Set exercise
Look for the string "declaration" in the lines and copy each line that has it.

# Start of Extracted entries

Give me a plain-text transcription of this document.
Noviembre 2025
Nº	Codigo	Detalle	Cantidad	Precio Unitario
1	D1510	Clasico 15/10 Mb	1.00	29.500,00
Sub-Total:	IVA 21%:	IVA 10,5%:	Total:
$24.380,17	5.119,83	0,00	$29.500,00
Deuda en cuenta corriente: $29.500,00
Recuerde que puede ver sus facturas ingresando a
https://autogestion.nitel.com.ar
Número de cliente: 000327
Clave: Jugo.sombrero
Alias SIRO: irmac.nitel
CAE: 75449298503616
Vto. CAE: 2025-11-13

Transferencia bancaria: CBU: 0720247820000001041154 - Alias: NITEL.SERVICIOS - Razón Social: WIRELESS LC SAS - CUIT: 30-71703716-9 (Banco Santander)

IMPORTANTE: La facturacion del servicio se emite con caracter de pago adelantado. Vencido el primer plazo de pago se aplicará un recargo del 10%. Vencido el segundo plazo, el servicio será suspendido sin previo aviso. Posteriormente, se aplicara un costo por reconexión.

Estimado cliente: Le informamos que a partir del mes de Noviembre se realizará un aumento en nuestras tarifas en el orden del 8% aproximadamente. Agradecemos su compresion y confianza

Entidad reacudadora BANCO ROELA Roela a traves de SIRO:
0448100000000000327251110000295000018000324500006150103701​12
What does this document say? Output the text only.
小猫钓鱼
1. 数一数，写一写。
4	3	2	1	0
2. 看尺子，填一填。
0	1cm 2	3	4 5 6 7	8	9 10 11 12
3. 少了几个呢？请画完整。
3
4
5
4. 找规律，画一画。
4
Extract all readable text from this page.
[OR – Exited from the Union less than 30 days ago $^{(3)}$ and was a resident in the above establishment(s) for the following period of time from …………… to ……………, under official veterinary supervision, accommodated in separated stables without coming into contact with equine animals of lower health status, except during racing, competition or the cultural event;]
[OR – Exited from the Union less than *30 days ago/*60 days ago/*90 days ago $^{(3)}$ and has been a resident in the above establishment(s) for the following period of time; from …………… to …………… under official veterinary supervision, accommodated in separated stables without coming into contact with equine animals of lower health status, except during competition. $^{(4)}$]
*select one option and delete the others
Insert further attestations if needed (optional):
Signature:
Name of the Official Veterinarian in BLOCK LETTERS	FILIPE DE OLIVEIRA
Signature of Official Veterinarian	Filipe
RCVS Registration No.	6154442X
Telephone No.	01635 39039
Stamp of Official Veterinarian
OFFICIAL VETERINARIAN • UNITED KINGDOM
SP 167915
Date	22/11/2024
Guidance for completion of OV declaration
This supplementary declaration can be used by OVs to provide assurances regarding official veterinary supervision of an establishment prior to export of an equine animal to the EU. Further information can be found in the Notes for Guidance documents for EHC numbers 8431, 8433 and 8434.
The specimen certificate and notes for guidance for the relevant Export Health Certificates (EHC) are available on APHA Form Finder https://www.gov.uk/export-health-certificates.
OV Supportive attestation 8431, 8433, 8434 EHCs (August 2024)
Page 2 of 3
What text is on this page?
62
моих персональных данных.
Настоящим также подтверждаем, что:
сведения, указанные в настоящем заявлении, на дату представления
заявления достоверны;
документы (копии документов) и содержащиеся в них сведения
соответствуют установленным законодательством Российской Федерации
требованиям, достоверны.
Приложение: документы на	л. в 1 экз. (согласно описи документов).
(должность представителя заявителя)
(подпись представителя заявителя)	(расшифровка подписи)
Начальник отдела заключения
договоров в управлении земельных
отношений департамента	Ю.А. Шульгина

# End of Extracted entries

Answer to this exercise
Guidance for completion of OV declaration
This supplementary declaration can be used by OVs to provide assurances regarding official veterinary supervision of an establishment prior to export of an equine animal to the EU. Further information can be found in the Notes for Guidance documents for EHC numbers 8431, 8433 and 8434.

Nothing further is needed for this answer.